**Dataset items**:
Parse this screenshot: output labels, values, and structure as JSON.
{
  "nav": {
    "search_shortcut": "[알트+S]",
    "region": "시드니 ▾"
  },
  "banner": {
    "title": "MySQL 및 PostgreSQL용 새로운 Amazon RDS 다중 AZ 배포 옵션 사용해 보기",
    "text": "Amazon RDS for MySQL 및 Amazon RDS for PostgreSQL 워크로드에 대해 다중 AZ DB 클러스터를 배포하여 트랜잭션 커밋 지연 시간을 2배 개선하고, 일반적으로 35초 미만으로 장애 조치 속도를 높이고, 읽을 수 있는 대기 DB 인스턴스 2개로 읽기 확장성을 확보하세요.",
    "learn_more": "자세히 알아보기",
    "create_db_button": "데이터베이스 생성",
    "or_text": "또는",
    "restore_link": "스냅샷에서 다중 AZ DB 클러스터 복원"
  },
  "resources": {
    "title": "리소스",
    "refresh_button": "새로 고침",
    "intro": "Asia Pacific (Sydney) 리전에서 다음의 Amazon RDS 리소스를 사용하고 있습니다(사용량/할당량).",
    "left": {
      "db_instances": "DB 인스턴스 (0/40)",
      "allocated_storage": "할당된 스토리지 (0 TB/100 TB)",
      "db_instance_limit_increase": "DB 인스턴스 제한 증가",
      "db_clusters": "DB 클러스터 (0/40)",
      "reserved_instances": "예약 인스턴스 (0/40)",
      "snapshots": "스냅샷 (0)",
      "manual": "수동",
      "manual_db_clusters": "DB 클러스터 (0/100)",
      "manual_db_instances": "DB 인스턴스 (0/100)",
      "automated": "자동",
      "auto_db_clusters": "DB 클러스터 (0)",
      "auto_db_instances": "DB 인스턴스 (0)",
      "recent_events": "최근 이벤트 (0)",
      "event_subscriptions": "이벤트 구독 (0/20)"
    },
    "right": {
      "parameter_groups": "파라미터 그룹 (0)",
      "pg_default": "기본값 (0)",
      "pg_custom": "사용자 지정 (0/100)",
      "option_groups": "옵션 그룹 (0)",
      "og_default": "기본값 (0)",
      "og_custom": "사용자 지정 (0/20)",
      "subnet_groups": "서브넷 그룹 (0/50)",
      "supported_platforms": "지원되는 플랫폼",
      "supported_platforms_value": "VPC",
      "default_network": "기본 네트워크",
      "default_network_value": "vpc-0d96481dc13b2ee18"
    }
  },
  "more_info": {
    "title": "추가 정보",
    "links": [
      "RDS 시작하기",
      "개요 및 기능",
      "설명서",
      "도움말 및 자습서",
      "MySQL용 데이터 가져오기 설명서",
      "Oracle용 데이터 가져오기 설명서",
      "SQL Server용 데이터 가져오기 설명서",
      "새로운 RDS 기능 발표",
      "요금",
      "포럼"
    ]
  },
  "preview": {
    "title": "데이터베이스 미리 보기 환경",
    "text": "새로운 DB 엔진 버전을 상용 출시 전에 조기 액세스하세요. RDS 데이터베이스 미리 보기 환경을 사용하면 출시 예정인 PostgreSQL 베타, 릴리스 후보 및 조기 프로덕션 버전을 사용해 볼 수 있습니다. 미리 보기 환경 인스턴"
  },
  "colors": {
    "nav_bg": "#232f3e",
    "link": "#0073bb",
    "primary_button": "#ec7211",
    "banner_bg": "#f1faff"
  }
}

**Given problem**: Pull every line containing "title" from the material above.

**Task solution**:
    "title": "MySQL 및 PostgreSQL용 새로운 Amazon RDS 다중 AZ 배포 옵션 사용해 보기",
    "title": "리소스",
    "title": "추가 정보",
    "title": "데이터베이스 미리 보기 환경",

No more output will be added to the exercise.